::: Task input :::

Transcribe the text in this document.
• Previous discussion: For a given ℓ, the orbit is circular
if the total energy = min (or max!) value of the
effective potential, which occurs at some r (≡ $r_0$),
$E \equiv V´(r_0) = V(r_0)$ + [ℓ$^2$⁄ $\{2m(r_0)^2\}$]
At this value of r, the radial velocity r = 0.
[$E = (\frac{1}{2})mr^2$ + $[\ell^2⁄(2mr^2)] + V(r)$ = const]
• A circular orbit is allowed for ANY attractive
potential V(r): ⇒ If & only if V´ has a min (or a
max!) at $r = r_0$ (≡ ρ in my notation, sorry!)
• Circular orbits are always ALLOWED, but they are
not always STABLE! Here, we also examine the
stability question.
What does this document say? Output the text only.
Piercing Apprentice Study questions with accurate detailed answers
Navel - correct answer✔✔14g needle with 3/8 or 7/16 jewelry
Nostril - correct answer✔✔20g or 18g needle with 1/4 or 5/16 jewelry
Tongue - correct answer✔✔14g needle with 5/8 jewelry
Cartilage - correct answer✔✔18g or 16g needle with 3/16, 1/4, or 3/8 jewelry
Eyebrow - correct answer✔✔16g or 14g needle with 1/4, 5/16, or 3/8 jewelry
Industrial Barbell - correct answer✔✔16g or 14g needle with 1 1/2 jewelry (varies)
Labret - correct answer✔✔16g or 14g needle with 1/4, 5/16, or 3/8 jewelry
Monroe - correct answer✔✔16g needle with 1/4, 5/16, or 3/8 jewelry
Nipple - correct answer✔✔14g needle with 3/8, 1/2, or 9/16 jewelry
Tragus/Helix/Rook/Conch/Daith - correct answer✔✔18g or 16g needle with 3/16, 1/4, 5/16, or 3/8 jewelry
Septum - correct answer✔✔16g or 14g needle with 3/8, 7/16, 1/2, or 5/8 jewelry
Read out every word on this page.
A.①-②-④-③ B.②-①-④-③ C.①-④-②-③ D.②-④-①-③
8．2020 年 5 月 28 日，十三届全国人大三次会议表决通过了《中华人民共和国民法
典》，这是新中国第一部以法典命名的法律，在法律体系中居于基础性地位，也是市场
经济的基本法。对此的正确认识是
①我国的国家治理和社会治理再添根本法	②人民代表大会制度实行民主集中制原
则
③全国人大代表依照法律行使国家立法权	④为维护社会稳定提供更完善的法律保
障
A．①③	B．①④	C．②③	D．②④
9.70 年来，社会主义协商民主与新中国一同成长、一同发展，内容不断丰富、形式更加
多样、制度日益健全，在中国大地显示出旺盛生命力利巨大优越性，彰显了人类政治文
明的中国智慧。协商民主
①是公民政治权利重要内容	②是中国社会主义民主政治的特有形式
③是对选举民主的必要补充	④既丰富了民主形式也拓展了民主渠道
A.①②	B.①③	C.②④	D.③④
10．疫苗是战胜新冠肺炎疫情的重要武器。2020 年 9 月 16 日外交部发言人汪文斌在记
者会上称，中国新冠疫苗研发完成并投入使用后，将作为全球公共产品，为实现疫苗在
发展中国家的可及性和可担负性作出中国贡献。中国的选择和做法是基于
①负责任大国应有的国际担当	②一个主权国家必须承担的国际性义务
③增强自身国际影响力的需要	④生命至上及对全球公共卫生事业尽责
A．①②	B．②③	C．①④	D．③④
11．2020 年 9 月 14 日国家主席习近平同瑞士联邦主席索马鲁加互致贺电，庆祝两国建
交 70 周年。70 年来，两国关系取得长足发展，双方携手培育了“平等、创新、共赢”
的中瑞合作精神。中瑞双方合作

:::

What you have to do =
Copy down the whole of the data above, matching it exactly.

Response below =
Transcribe the text in this document.
• Previous discussion: For a given ℓ, the orbit is circular
if the total energy = min (or max!) value of the
effective potential, which occurs at some r (≡ $r_0$),
$E \equiv V´(r_0) = V(r_0)$ + [ℓ$^2$⁄ $\{2m(r_0)^2\}$]
At this value of r, the radial velocity r = 0.
[$E = (\frac{1}{2})mr^2$ + $[\ell^2⁄(2mr^2)] + V(r)$ = const]
• A circular orbit is allowed for ANY attractive
potential V(r): ⇒ If & only if V´ has a min (or a
max!) at $r = r_0$ (≡ ρ in my notation, sorry!)
• Circular orbits are always ALLOWED, but they are
not always STABLE! Here, we also examine the
stability question.
What does this document say? Output the text only.
Piercing Apprentice Study questions with accurate detailed answers
Navel - correct answer✔✔14g needle with 3/8 or 7/16 jewelry
Nostril - correct answer✔✔20g or 18g needle with 1/4 or 5/16 jewelry
Tongue - correct answer✔✔14g needle with 5/8 jewelry
Cartilage - correct answer✔✔18g or 16g needle with 3/16, 1/4, or 3/8 jewelry
Eyebrow - correct answer✔✔16g or 14g needle with 1/4, 5/16, or 3/8 jewelry
Industrial Barbell - correct answer✔✔16g or 14g needle with 1 1/2 jewelry (varies)
Labret - correct answer✔✔16g or 14g needle with 1/4, 5/16, or 3/8 jewelry
Monroe - correct answer✔✔16g needle with 1/4, 5/16, or 3/8 jewelry
Nipple - correct answer✔✔14g needle with 3/8, 1/2, or 9/16 jewelry
Tragus/Helix/Rook/Conch/Daith - correct answer✔✔18g or 16g needle with 3/16, 1/4, 5/16, or 3/8 jewelry
Septum - correct answer✔✔16g or 14g needle with 3/8, 7/16, 1/2, or 5/8 jewelry
Read out every word on this page.
A.①-②-④-③ B.②-①-④-③ C.①-④-②-③ D.②-④-①-③
8．2020 年 5 月 28 日，十三届全国人大三次会议表决通过了《中华人民共和国民法
典》，这是新中国第一部以法典命名的法律，在法律体系中居于基础性地位，也是市场
经济的基本法。对此的正确认识是
①我国的国家治理和社会治理再添根本法	②人民代表大会制度实行民主集中制原
则
③全国人大代表依照法律行使国家立法权	④为维护社会稳定提供更完善的法律保
障
A．①③	B．①④	C．②③	D．②④
9.70 年来，社会主义协商民主与新中国一同成长、一同发展，内容不断丰富、形式更加
多样、制度日益健全，在中国大地显示出旺盛生命力利巨大优越性，彰显了人类政治文
明的中国智慧。协商民主
①是公民政治权利重要内容	②是中国社会主义民主政治的特有形式
③是对选举民主的必要补充	④既丰富了民主形式也拓展了民主渠道
A.①②	B.①③	C.②④	D.③④
10．疫苗是战胜新冠肺炎疫情的重要武器。2020 年 9 月 16 日外交部发言人汪文斌在记
者会上称，中国新冠疫苗研发完成并投入使用后，将作为全球公共产品，为实现疫苗在
发展中国家的可及性和可担负性作出中国贡献。中国的选择和做法是基于
①负责任大国应有的国际担当	②一个主权国家必须承担的国际性义务
③增强自身国际影响力的需要	④生命至上及对全球公共卫生事业尽责
A．①②	B．②③	C．①④	D．③④
11．2020 年 9 月 14 日国家主席习近平同瑞士联邦主席索马鲁加互致贺电，庆祝两国建
交 70 周年。70 年来，两国关系取得长足发展，双方携手培育了“平等、创新、共赢”
的中瑞合作精神。中瑞双方合作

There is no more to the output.